● **Given task**
Return each entry exactly, with none missing.

● **Records from a data collection**
──────────

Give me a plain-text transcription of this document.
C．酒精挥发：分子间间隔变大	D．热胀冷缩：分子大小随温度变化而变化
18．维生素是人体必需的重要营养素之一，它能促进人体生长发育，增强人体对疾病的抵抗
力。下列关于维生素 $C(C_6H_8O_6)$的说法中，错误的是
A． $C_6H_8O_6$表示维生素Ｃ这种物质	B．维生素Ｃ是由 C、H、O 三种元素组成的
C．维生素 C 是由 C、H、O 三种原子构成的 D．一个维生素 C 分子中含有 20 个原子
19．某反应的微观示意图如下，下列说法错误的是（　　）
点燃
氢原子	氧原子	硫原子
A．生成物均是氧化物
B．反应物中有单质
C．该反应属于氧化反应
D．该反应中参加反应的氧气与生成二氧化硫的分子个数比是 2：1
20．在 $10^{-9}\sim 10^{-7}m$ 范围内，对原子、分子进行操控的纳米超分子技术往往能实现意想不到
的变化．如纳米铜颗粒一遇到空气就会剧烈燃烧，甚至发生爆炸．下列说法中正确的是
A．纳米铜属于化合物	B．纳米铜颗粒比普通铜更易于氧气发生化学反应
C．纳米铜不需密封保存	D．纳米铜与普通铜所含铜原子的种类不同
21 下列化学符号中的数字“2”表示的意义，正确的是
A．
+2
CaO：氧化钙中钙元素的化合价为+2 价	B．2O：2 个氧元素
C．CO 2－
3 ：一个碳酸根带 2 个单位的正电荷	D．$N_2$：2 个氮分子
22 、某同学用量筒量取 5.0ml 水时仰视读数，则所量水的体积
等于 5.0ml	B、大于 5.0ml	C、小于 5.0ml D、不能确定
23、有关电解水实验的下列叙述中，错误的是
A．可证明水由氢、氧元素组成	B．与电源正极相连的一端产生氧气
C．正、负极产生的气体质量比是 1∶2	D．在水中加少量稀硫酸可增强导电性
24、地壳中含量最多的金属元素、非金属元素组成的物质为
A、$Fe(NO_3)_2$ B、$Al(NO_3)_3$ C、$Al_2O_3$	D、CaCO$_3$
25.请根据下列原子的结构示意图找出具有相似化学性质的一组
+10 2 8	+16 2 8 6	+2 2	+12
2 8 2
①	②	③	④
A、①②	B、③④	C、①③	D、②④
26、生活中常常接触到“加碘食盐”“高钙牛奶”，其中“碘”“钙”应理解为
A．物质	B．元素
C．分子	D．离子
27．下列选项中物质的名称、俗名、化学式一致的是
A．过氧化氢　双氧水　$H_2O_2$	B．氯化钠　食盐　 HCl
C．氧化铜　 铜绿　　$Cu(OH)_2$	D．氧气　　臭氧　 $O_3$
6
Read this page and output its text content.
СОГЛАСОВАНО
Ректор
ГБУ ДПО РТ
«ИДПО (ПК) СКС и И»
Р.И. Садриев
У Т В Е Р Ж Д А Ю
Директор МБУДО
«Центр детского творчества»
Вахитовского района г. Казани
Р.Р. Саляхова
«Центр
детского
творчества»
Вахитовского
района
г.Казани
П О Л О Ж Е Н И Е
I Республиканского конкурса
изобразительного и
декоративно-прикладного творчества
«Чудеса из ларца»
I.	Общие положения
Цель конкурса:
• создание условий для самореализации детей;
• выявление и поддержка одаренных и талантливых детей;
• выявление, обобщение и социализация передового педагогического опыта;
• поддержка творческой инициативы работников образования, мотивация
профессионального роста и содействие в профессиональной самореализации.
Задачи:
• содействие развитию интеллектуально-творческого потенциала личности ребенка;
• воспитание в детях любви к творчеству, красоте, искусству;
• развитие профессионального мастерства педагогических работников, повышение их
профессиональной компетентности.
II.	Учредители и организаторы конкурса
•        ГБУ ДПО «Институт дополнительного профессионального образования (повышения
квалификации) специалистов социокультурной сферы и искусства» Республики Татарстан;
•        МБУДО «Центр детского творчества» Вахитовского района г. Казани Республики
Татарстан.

──────────

● **Task answer**
Give me a plain-text transcription of this document.
C．酒精挥发：分子间间隔变大	D．热胀冷缩：分子大小随温度变化而变化
18．维生素是人体必需的重要营养素之一，它能促进人体生长发育，增强人体对疾病的抵抗
力。下列关于维生素 $C(C_6H_8O_6)$的说法中，错误的是
A． $C_6H_8O_6$表示维生素Ｃ这种物质	B．维生素Ｃ是由 C、H、O 三种元素组成的
C．维生素 C 是由 C、H、O 三种原子构成的 D．一个维生素 C 分子中含有 20 个原子
19．某反应的微观示意图如下，下列说法错误的是（　　）
点燃
氢原子	氧原子	硫原子
A．生成物均是氧化物
B．反应物中有单质
C．该反应属于氧化反应
D．该反应中参加反应的氧气与生成二氧化硫的分子个数比是 2：1
20．在 $10^{-9}\sim 10^{-7}m$ 范围内，对原子、分子进行操控的纳米超分子技术往往能实现意想不到
的变化．如纳米铜颗粒一遇到空气就会剧烈燃烧，甚至发生爆炸．下列说法中正确的是
A．纳米铜属于化合物	B．纳米铜颗粒比普通铜更易于氧气发生化学反应
C．纳米铜不需密封保存	D．纳米铜与普通铜所含铜原子的种类不同
21 下列化学符号中的数字“2”表示的意义，正确的是
A．
+2
CaO：氧化钙中钙元素的化合价为+2 价	B．2O：2 个氧元素
C．CO 2－
3 ：一个碳酸根带 2 个单位的正电荷	D．$N_2$：2 个氮分子
22 、某同学用量筒量取 5.0ml 水时仰视读数，则所量水的体积
等于 5.0ml	B、大于 5.0ml	C、小于 5.0ml D、不能确定
23、有关电解水实验的下列叙述中，错误的是
A．可证明水由氢、氧元素组成	B．与电源正极相连的一端产生氧气
C．正、负极产生的气体质量比是 1∶2	D．在水中加少量稀硫酸可增强导电性
24、地壳中含量最多的金属元素、非金属元素组成的物质为
A、$Fe(NO_3)_2$ B、$Al(NO_3)_3$ C、$Al_2O_3$	D、CaCO$_3$
25.请根据下列原子的结构示意图找出具有相似化学性质的一组
+10 2 8	+16 2 8 6	+2 2	+12
2 8 2
①	②	③	④
A、①②	B、③④	C、①③	D、②④
26、生活中常常接触到“加碘食盐”“高钙牛奶”，其中“碘”“钙”应理解为
A．物质	B．元素
C．分子	D．离子
27．下列选项中物质的名称、俗名、化学式一致的是
A．过氧化氢　双氧水　$H_2O_2$	B．氯化钠　食盐　 HCl
C．氧化铜　 铜绿　　$Cu(OH)_2$	D．氧气　　臭氧　 $O_3$
6
Read this page and output its text content.
СОГЛАСОВАНО
Ректор
ГБУ ДПО РТ
«ИДПО (ПК) СКС и И»
Р.И. Садриев
У Т В Е Р Ж Д А Ю
Директор МБУДО
«Центр детского творчества»
Вахитовского района г. Казани
Р.Р. Саляхова
«Центр
детского
творчества»
Вахитовского
района
г.Казани
П О Л О Ж Е Н И Е
I Республиканского конкурса
изобразительного и
декоративно-прикладного творчества
«Чудеса из ларца»
I.	Общие положения
Цель конкурса:
• создание условий для самореализации детей;
• выявление и поддержка одаренных и талантливых детей;
• выявление, обобщение и социализация передового педагогического опыта;
• поддержка творческой инициативы работников образования, мотивация
профессионального роста и содействие в профессиональной самореализации.
Задачи:
• содействие развитию интеллектуально-творческого потенциала личности ребенка;
• воспитание в детях любви к творчеству, красоте, искусству;
• развитие профессионального мастерства педагогических работников, повышение их
профессиональной компетентности.
II.	Учредители и организаторы конкурса
•        ГБУ ДПО «Институт дополнительного профессионального образования (повышения
квалификации) специалистов социокультурной сферы и искусства» Республики Татарстан;
•        МБУДО «Центр детского творчества» Вахитовского района г. Казани Республики
Татарстан.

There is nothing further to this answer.